→ **Task input**

◇ ◇ ◇

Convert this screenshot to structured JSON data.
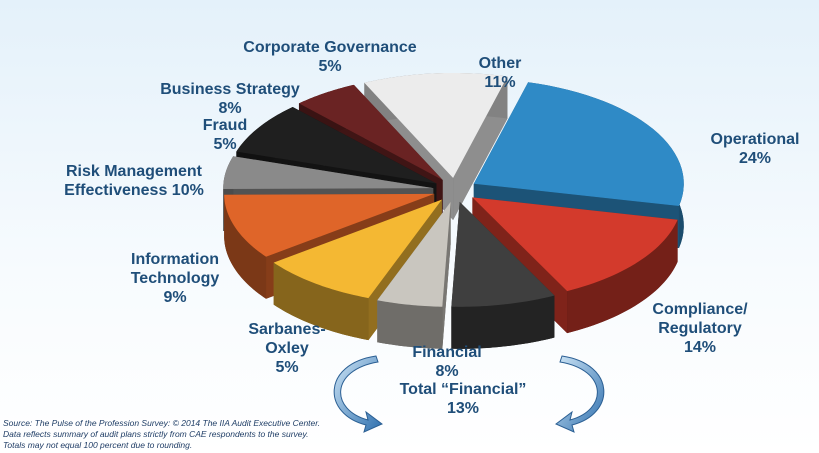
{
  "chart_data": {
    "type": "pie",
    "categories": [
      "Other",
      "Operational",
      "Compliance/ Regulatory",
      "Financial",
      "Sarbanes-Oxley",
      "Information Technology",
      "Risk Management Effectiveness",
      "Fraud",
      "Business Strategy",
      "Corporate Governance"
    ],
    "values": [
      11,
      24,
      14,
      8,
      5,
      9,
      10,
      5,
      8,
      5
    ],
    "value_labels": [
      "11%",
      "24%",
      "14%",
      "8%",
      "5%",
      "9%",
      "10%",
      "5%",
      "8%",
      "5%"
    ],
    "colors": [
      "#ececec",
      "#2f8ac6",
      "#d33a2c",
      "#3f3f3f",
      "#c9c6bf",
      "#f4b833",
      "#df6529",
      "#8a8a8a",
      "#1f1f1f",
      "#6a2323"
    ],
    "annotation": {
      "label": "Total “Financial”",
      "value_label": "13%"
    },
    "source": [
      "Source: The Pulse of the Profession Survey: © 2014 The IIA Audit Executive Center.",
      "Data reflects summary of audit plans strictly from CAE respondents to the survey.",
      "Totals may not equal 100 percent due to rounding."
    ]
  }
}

◇ ◇ ◇

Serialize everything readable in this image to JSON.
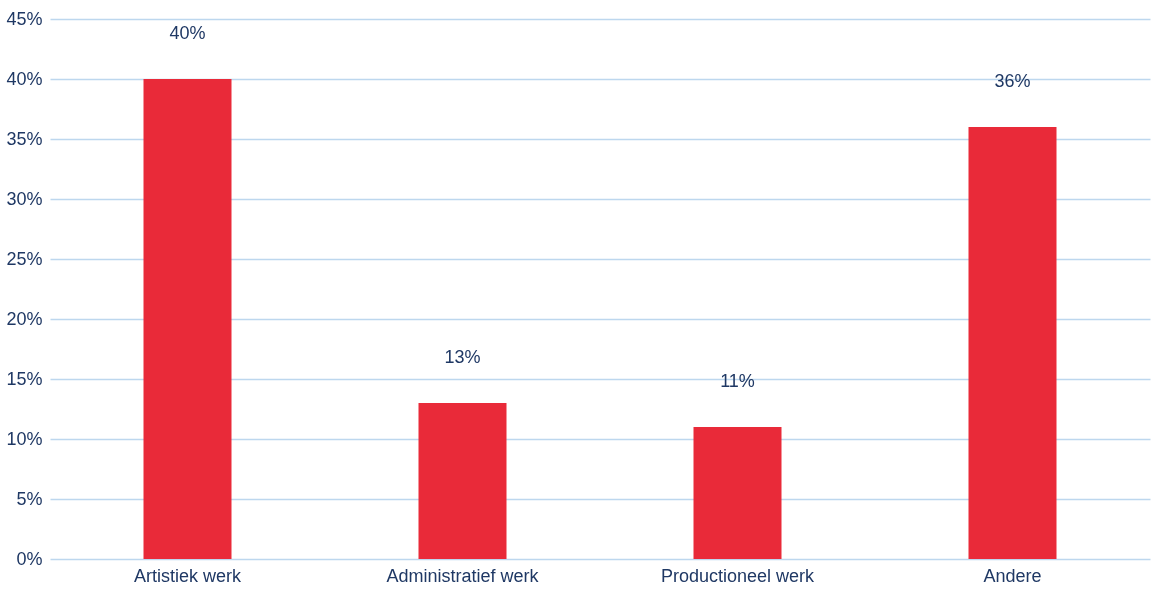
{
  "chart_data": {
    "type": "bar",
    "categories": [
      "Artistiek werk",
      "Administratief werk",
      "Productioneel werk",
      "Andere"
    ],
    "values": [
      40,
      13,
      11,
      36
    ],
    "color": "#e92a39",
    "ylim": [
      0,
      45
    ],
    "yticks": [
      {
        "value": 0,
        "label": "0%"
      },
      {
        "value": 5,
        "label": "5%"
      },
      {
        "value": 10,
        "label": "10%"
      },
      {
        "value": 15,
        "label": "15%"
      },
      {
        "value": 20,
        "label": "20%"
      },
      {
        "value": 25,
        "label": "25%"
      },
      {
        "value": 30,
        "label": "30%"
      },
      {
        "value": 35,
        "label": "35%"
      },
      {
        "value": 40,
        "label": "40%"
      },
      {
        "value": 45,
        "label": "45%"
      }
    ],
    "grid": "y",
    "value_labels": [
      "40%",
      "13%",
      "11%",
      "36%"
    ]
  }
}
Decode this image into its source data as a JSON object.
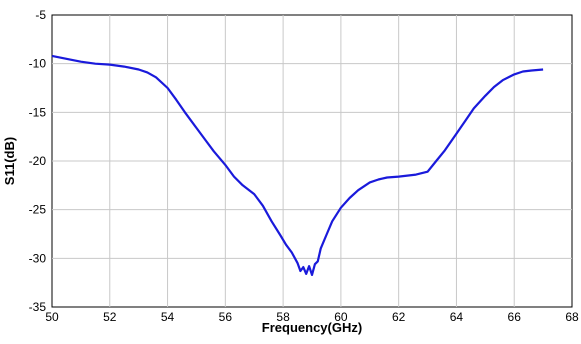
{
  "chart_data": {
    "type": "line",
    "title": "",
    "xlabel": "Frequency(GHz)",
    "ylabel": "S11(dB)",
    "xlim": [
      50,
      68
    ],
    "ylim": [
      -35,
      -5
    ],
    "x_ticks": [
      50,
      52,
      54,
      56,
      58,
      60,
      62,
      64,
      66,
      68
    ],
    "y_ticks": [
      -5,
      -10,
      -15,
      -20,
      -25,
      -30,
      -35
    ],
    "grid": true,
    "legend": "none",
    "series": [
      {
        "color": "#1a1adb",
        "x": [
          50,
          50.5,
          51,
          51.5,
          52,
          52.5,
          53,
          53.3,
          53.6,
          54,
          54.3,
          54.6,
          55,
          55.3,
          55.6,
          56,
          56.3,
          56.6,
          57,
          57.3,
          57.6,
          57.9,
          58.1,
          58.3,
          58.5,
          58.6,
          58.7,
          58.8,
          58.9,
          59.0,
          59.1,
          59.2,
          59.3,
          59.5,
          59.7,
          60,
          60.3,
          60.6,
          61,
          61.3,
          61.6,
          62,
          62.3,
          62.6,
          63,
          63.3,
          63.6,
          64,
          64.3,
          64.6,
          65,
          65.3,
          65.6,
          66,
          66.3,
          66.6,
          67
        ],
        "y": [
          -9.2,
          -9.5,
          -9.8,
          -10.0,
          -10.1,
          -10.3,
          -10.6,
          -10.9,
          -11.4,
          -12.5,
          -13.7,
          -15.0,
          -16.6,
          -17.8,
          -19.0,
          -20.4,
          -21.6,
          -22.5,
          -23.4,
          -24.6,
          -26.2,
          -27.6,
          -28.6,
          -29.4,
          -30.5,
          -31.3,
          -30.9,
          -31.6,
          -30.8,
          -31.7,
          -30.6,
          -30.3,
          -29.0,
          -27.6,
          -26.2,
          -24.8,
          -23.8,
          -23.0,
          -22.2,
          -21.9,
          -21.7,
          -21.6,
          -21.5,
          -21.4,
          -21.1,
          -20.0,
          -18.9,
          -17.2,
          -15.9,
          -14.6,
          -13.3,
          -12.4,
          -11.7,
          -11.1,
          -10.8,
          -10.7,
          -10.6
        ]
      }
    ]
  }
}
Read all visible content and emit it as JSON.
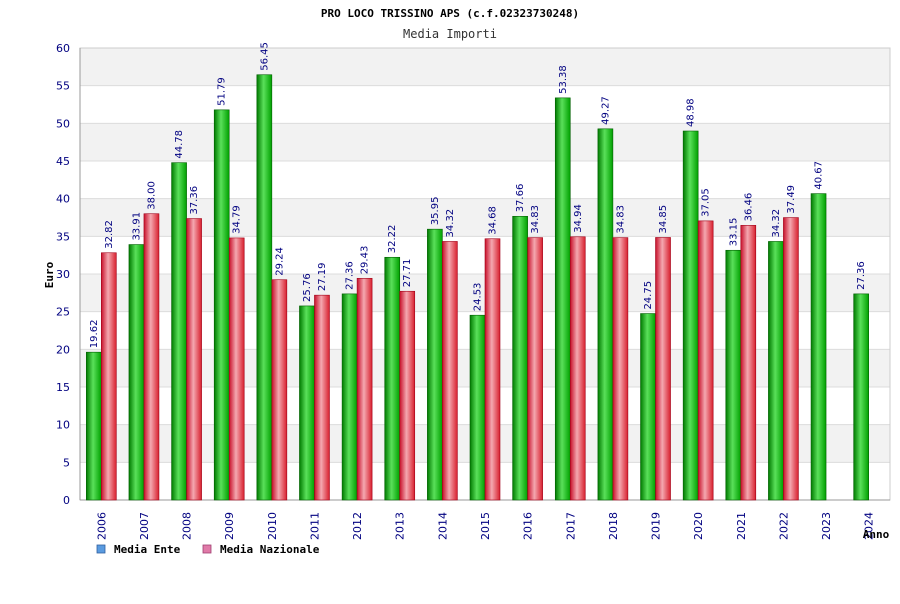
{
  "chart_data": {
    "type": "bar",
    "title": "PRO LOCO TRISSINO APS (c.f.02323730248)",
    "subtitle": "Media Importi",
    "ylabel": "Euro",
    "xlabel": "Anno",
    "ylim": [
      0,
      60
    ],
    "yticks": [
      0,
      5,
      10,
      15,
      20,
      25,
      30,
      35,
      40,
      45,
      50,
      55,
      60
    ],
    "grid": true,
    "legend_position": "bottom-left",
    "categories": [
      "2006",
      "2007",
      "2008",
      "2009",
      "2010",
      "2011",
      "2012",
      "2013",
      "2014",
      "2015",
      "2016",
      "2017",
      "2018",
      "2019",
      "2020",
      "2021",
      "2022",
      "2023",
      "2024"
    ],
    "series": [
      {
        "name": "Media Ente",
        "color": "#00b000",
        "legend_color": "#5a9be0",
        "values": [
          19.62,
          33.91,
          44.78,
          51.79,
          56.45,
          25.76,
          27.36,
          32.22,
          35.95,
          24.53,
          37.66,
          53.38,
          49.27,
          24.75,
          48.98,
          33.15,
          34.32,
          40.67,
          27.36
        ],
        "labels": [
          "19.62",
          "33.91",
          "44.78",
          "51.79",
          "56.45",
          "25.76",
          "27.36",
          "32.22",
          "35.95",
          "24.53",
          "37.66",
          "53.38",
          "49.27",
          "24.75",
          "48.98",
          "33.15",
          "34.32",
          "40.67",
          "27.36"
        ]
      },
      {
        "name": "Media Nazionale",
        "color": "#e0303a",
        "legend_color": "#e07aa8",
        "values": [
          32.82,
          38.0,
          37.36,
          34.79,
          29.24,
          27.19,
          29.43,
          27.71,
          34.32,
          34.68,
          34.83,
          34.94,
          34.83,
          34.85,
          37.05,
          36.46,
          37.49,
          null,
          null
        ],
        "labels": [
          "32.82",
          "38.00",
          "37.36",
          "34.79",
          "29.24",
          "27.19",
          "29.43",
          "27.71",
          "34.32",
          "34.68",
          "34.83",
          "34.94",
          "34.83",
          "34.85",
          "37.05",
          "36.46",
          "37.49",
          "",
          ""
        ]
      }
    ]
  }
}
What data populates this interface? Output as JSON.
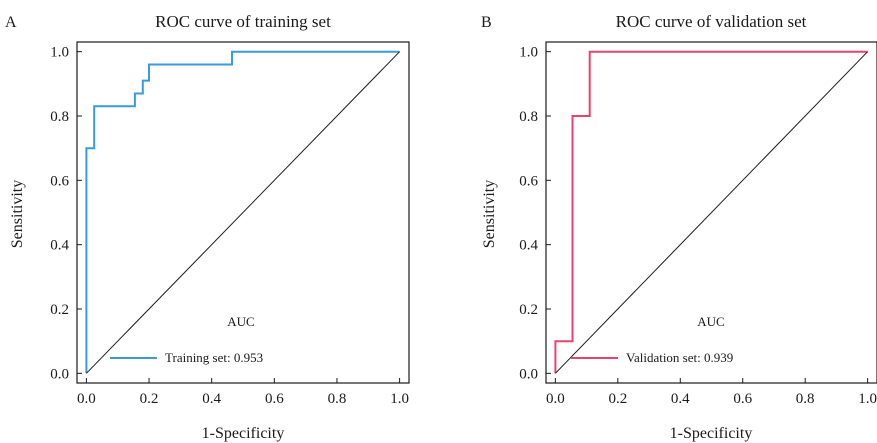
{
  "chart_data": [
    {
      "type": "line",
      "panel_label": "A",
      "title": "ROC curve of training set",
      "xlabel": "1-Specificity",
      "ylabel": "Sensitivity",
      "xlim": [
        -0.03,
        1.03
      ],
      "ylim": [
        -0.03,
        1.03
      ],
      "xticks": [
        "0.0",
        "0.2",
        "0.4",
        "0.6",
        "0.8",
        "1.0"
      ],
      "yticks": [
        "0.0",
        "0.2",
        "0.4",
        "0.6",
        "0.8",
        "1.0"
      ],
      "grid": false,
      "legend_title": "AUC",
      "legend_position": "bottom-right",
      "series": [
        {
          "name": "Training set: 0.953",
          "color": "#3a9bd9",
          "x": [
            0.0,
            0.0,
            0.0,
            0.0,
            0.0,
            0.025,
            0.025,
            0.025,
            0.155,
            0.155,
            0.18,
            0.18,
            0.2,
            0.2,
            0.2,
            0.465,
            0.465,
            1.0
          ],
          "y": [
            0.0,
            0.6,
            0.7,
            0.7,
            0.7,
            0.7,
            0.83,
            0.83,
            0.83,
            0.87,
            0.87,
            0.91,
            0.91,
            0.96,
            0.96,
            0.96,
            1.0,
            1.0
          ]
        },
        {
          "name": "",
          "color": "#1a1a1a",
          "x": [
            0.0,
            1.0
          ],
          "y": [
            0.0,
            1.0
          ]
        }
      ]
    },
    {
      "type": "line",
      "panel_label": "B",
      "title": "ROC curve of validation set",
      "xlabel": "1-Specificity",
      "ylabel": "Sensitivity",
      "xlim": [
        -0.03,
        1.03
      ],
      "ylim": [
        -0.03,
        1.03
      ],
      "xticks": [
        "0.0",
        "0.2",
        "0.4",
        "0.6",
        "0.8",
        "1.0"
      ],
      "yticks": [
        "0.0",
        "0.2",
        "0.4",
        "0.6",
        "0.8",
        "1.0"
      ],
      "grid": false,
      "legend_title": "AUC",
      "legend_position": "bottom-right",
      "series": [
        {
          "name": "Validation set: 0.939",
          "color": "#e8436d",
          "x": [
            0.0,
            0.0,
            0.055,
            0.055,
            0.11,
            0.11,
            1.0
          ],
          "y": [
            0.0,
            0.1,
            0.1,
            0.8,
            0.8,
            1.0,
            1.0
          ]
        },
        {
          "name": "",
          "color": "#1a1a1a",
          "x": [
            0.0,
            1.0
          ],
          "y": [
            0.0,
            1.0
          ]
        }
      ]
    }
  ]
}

◇ ◇ ◇

→ **To do**
Go through the material line by line. Show each line that contains the string "curve".

→ **Written response**
      "title": "ROC curve of training set",
      "title": "ROC curve of validation set",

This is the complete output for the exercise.